(Dataset records of page text)

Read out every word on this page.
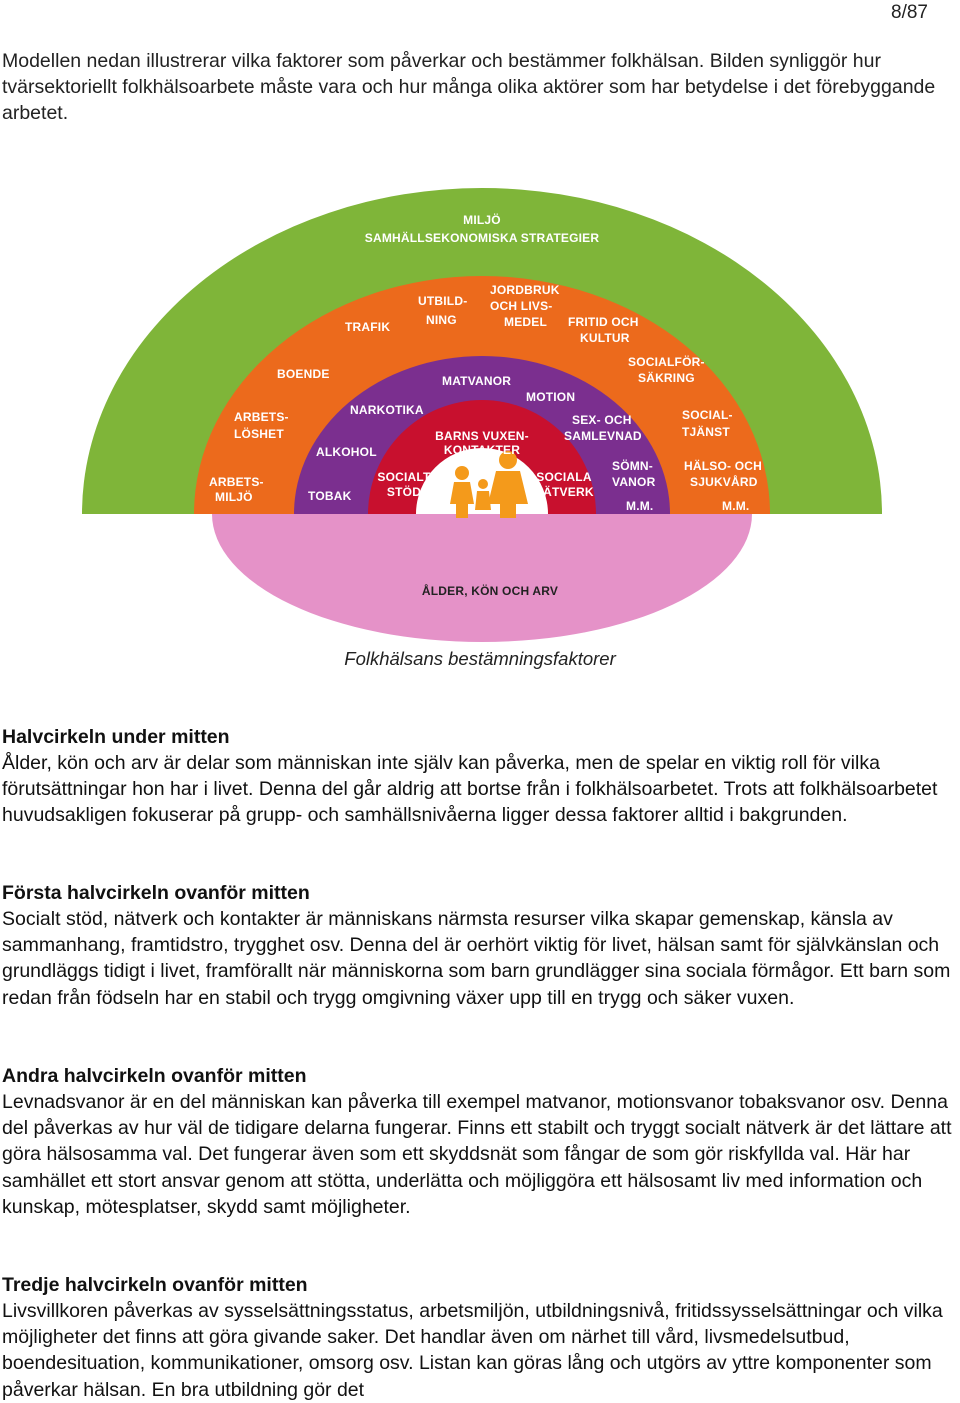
8/87

Modellen nedan illustrerar vilka faktorer som påverkar och bestämmer folkhälsan. Bilden synliggör hur tvärsektoriellt folkhälsoarbete måste vara och hur många olika aktörer som har betydelse i det förebyggande arbetet.

MILJÖ
SAMHÄLLSEKONOMISKA STRATEGIER
ARBETS-
MILJÖ
ARBETS-
LÖSHET
BOENDE
TRAFIK
UTBILD-
NING
JORDBRUK
OCH LIVS-
MEDEL FRITID OCH
KULTUR
SOCIALFÖR-
SÄKRING
SOCIAL-
TJÄNST
HÄLSO- OCH
SJUKVÅRD
M.M.
TOBAK
ALKOHOL
NARKOTIKA
MATVANOR
MOTION
SEX- OCH
SAMLEVNAD
SÖMN-
VANOR
M.M.
BARNS VUXEN-
KONTAKTER
SOCIALT
STÖD
SOCIALA
NÄTVERK
ÅLDER, KÖN OCH ARV

Folkhälsans bestämningsfaktorer

Halvcirkeln under mitten

Ålder, kön och arv är delar som människan inte själv kan påverka, men de spelar en viktig roll för vilka förutsättningar hon har i livet. Denna del går aldrig att bortse från i folkhälsoarbetet. Trots att folkhälsoarbetet huvudsakligen fokuserar på grupp- och samhällsnivåerna ligger dessa faktorer alltid i bakgrunden.

Första halvcirkeln ovanför mitten

Socialt stöd, nätverk och kontakter är människans närmsta resurser vilka skapar gemenskap, känsla av sammanhang, framtidstro, trygghet osv. Denna del är oerhört viktig för livet, hälsan samt för självkänslan och grundläggs tidigt i livet, framförallt när människorna som barn grundlägger sina sociala förmågor. Ett barn som redan från födseln har en stabil och trygg omgivning växer upp till en trygg och säker vuxen.

Andra halvcirkeln ovanför mitten

Levnadsvanor är en del människan kan påverka till exempel matvanor, motionsvanor tobaksvanor osv. Denna del påverkas av hur väl de tidigare delarna fungerar. Finns ett stabilt och tryggt socialt nätverk är det lättare att göra hälsosamma val. Det fungerar även som ett skyddsnät som fångar de som gör riskfyllda val. Här har samhället ett stort ansvar genom att stötta, underlätta och möjliggöra ett hälsosamt liv med information och kunskap, mötesplatser, skydd samt möjligheter.

Tredje halvcirkeln ovanför mitten

Livsvillkoren påverkas av sysselsättningsstatus, arbetsmiljön, utbildningsnivå, fritidssysselsättningar och vilka möjligheter det finns att göra givande saker. Det handlar även om närhet till vård, livsmedelsutbud, boendesituation, kommunikationer, omsorg osv. Listan kan göras lång och utgörs av yttre komponenter som påverkar hälsan. En bra utbildning gör det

** TASK PROMPT **
Set down every record above exactly as it stands, but skip the pictures.

** ANSWER AREA **
Read out every word on this page.
8/87

Modellen nedan illustrerar vilka faktorer som påverkar och bestämmer folkhälsan. Bilden synliggör hur tvärsektoriellt folkhälsoarbete måste vara och hur många olika aktörer som har betydelse i det förebyggande arbetet.

MILJÖ
SAMHÄLLSEKONOMISKA STRATEGIER
ARBETS-
MILJÖ
ARBETS-
LÖSHET
BOENDE
TRAFIK
UTBILD-
NING
JORDBRUK
OCH LIVS-
MEDEL FRITID OCH
KULTUR
SOCIALFÖR-
SÄKRING
SOCIAL-
TJÄNST
HÄLSO- OCH
SJUKVÅRD
M.M.
TOBAK
ALKOHOL
NARKOTIKA
MATVANOR
MOTION
SEX- OCH
SAMLEVNAD
SÖMN-
VANOR
M.M.
BARNS VUXEN-
KONTAKTER
SOCIALT
STÖD
SOCIALA
NÄTVERK
ÅLDER, KÖN OCH ARV

Folkhälsans bestämningsfaktorer

Halvcirkeln under mitten

Ålder, kön och arv är delar som människan inte själv kan påverka, men de spelar en viktig roll för vilka förutsättningar hon har i livet. Denna del går aldrig att bortse från i folkhälsoarbetet. Trots att folkhälsoarbetet huvudsakligen fokuserar på grupp- och samhällsnivåerna ligger dessa faktorer alltid i bakgrunden.

Första halvcirkeln ovanför mitten

Socialt stöd, nätverk och kontakter är människans närmsta resurser vilka skapar gemenskap, känsla av sammanhang, framtidstro, trygghet osv. Denna del är oerhört viktig för livet, hälsan samt för självkänslan och grundläggs tidigt i livet, framförallt när människorna som barn grundlägger sina sociala förmågor. Ett barn som redan från födseln har en stabil och trygg omgivning växer upp till en trygg och säker vuxen.

Andra halvcirkeln ovanför mitten

Levnadsvanor är en del människan kan påverka till exempel matvanor, motionsvanor tobaksvanor osv. Denna del påverkas av hur väl de tidigare delarna fungerar. Finns ett stabilt och tryggt socialt nätverk är det lättare att göra hälsosamma val. Det fungerar även som ett skyddsnät som fångar de som gör riskfyllda val. Här har samhället ett stort ansvar genom att stötta, underlätta och möjliggöra ett hälsosamt liv med information och kunskap, mötesplatser, skydd samt möjligheter.

Tredje halvcirkeln ovanför mitten

Livsvillkoren påverkas av sysselsättningsstatus, arbetsmiljön, utbildningsnivå, fritidssysselsättningar och vilka möjligheter det finns att göra givande saker. Det handlar även om närhet till vård, livsmedelsutbud, boendesituation, kommunikationer, omsorg osv. Listan kan göras lång och utgörs av yttre komponenter som påverkar hälsan. En bra utbildning gör det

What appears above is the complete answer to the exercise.